> 抜粋本文:
【一般質問】 中山間地域の「命の水」をどう守っていくか!

一般質問のもう1項目は、夜須町北部の国光・細川・羽尾地区の皆さんが長年、文字通り「自らの手」で維持・管理されてきた水道について、人口減少と高齢化が進む中、これまでのやり方はもう限界に近づいており、市としての負担軽減策の検討を質問しました。

1. 「自分たちの手」で守ることと市が支援することの範囲の見直しを!

対象の3地区では、住民による「管理組合」が水源地の清掃や水質検査、施設の点検を担っています。
しかし、15年前と比べると地区の世帯数や人口は大きく減少。管理道は荒れ、高齢化した住民だけで重労働や複雑な事務を続けるのは、あまりに過酷な現状があります。

【質問の要旨】
 過疎化・高齢化により共助」の限界が近づいており、かつて住民に余力があった時代の「条例」や「規則」を、今の厳しい現実に合わせて見直すべき時期が来ているのではないか。

2. 市側の回答要旨

  • 現状認識:高齢化で役割分担が難しくなっていることは認識している。
  • 市の立場:施設設置当初から管理主体は地元であり、市が直接管理することは現時点では考えておらず、条例改正も予定していない。
  • 今後の対応:「何が困っているのか」を早い時期に聞き取り、補助的なお手伝いができないか協議していきたい。

私は、「現行ルールを優先」という市の姿勢は、現場の危機感とギャップがあると感じました。

3. DXなどの活用で負担軽減を

体力的な負担を減らすため、スマホでの遠隔監視(水位や濁度の確認)スマートメーター(検針事務の自動化)、管理システムのクラウド化などの導入を提案しました。

> 作業 1: 中山間地域の水道に関する文章のうち、「対象の3地区では、住民による」から「時期が来ているのではないか。」までの部分を一字も変えずに書き写しなさい。
> 作業 2:
次の(a)〜(c)が中山間地域の水道に関する文章の内容と合うかどうかを、それぞれ「はい」か「いいえ」で答え、判断の根拠となる本文の語句をそのまま引用しなさい。
(a) 対象の3地区では、住民による管理組合が水質検査を担っている。
(b) 市は条例改正を予定している。
(c) 提案された遠隔監視では、パソコンで水位や濁度を確認する。
> 作業 3: 中山間地域の水道に関する文章を、最後の文のあとから書き続けてください。
資料は使わなくてかまいません。

> 資料欄:
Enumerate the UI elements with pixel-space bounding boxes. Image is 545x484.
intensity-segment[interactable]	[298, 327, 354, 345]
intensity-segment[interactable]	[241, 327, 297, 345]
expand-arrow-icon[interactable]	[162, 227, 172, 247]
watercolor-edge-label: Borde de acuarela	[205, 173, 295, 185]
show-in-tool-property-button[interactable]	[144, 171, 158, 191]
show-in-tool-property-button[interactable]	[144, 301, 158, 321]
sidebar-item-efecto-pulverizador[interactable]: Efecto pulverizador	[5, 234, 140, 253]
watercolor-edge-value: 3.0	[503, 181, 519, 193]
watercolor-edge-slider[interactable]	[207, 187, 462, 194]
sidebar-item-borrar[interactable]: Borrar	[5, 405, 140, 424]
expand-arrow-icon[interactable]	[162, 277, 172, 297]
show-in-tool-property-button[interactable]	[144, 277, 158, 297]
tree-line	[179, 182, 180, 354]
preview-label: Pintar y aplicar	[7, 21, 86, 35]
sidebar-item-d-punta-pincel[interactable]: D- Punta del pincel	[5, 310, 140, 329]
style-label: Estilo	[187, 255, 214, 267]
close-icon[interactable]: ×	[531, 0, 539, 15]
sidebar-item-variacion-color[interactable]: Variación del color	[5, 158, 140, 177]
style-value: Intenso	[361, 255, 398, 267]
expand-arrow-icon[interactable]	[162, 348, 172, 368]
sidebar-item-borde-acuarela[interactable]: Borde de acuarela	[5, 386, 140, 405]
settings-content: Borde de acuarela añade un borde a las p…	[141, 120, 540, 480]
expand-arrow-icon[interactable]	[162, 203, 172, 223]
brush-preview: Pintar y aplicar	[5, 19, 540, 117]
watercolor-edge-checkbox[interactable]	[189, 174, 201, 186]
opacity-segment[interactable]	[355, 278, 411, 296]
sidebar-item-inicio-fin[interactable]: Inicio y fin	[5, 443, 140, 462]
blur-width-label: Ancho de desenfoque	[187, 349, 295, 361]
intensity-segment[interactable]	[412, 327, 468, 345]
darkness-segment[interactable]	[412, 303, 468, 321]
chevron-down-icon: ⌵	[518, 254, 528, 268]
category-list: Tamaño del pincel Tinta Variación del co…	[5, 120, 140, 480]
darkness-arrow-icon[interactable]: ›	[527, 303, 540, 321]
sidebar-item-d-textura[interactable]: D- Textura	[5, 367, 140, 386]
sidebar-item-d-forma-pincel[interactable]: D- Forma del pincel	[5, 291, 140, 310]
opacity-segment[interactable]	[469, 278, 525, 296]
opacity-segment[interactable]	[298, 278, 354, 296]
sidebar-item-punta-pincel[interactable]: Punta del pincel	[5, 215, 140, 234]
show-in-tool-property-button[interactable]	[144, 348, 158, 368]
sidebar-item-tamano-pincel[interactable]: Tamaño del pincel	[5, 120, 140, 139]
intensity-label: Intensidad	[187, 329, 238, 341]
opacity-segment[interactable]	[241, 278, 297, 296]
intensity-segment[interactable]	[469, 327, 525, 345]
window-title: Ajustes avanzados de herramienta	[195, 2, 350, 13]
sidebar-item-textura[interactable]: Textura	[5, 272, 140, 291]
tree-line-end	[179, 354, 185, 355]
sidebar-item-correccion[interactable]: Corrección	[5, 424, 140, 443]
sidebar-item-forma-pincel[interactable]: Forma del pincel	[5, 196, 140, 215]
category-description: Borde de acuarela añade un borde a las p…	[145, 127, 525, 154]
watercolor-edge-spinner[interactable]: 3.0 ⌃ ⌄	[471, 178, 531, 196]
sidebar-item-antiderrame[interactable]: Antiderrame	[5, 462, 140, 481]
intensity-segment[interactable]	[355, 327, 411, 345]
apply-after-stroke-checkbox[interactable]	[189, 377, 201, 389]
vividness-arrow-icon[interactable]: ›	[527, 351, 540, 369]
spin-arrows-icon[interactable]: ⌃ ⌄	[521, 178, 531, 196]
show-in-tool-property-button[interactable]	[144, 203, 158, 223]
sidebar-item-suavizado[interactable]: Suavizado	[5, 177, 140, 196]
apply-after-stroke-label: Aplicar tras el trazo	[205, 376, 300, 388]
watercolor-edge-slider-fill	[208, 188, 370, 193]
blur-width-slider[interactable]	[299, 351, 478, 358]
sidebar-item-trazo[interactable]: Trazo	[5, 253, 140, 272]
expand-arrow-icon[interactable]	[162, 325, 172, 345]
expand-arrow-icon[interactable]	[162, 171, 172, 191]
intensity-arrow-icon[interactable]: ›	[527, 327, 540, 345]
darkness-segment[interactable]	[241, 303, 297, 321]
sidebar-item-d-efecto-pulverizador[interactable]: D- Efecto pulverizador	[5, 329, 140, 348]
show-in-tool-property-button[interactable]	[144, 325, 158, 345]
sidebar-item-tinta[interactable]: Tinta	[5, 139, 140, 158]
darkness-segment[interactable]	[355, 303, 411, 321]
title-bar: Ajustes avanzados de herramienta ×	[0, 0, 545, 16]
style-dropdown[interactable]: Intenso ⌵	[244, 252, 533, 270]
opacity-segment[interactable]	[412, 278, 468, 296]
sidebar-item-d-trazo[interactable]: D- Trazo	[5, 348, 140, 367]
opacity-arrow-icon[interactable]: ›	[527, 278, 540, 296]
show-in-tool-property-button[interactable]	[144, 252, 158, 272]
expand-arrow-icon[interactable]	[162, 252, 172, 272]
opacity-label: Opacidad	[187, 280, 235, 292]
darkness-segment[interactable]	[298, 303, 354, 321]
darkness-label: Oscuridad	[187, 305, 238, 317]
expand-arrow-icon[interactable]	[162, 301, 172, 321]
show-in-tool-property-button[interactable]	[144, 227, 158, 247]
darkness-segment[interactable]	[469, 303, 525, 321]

> 結果 1:
対象の3地区では、住民による「管理組合」が水源地の清掃や水質検査、施設の点検を担っています。
しかし、15年前と比べると地区の世帯数や人口は大きく減少。管理道は荒れ、高齢化した住民だけで重労働や複雑な事務を続けるのは、あまりに過酷な現状があります。

【質問の要旨】
 過疎化・高齢化により共助」の限界が近づいており、かつて住民に余力があった時代の「条例」や「規則」を、今の厳しい現実に合わせて見直すべき時期が来ているのではないか。

> 結果 2:
(a) はい 「住民による「管理組合」が水源地の清掃や水質検査、施設の点検を担っています」
(b) いいえ 「条例改正も予定していない」
(c) いいえ 「スマホでの遠隔監視(水位や濁度の確認)」

> 結果 3:
これに対し市は、「初期投資や維持費がかかり、それが水道料金に跳ね返る懸念がある」と慎重な回答。しかし、私はこう思います。

中心部の公共上水道には多額の税金が投入されています。中山間地域で自ら水道を守っている方々にだけ、DX化のコストをすべて料金として負担させるのは不公平ではないでしょうか。これは単なる「水道事業」ではなく、地域の生活環境を守る「市の責務」であるべきです。

4. 市長の見解を問う!

議論の最後に、私は浜田市長に直接見解を求めました。
 市長からは、「林議員の指摘する現状はつぶさに認識した。管理組合と話し合い、中山間地域に住む方々の暮らしをどうしていくか、市を挙げて私の立場で考えていきたい」
との前向きな言葉をいただくことができました。

終わりに

どこに住んでいても、安全でおいしい水が飲める。これは最も基本的な人権です。1年に一歳ずつ年を重ねる住民の皆さまに「もう少し頑張って」と丸投げするのではなく、市が当事者意識を共有し負担軽減に取り組んでもらえるよう、私ももう少し研究してまいります。